• **MATERIAL**
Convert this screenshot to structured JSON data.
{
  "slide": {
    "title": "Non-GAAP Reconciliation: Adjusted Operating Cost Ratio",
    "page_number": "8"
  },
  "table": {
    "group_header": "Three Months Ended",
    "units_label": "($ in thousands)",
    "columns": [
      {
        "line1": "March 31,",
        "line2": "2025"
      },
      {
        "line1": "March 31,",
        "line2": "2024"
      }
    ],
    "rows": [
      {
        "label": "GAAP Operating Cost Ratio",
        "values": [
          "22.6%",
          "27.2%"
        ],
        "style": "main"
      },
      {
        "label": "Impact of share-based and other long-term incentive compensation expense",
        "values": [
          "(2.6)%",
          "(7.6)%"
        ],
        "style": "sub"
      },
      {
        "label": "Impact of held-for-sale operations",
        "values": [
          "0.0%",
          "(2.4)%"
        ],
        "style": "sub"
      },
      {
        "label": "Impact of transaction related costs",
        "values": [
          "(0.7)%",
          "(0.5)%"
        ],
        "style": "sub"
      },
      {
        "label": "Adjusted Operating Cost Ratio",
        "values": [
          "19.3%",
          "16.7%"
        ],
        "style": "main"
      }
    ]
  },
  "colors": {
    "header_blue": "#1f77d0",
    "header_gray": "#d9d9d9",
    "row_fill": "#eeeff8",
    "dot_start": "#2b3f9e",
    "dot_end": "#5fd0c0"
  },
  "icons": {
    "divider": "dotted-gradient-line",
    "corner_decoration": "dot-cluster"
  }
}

• **EXERCISE**
Each entry above is to be set down again in exactly the same words.

• **WRITTEN RESPONSE**
Convert this screenshot to structured JSON data.
{
  "slide": {
    "title": "Non-GAAP Reconciliation: Adjusted Operating Cost Ratio",
    "page_number": "8"
  },
  "table": {
    "group_header": "Three Months Ended",
    "units_label": "($ in thousands)",
    "columns": [
      {
        "line1": "March 31,",
        "line2": "2025"
      },
      {
        "line1": "March 31,",
        "line2": "2024"
      }
    ],
    "rows": [
      {
        "label": "GAAP Operating Cost Ratio",
        "values": [
          "22.6%",
          "27.2%"
        ],
        "style": "main"
      },
      {
        "label": "Impact of share-based and other long-term incentive compensation expense",
        "values": [
          "(2.6)%",
          "(7.6)%"
        ],
        "style": "sub"
      },
      {
        "label": "Impact of held-for-sale operations",
        "values": [
          "0.0%",
          "(2.4)%"
        ],
        "style": "sub"
      },
      {
        "label": "Impact of transaction related costs",
        "values": [
          "(0.7)%",
          "(0.5)%"
        ],
        "style": "sub"
      },
      {
        "label": "Adjusted Operating Cost Ratio",
        "values": [
          "19.3%",
          "16.7%"
        ],
        "style": "main"
      }
    ]
  },
  "colors": {
    "header_blue": "#1f77d0",
    "header_gray": "#d9d9d9",
    "row_fill": "#eeeff8",
    "dot_start": "#2b3f9e",
    "dot_end": "#5fd0c0"
  },
  "icons": {
    "divider": "dotted-gradient-line",
    "corner_decoration": "dot-cluster"
  }
}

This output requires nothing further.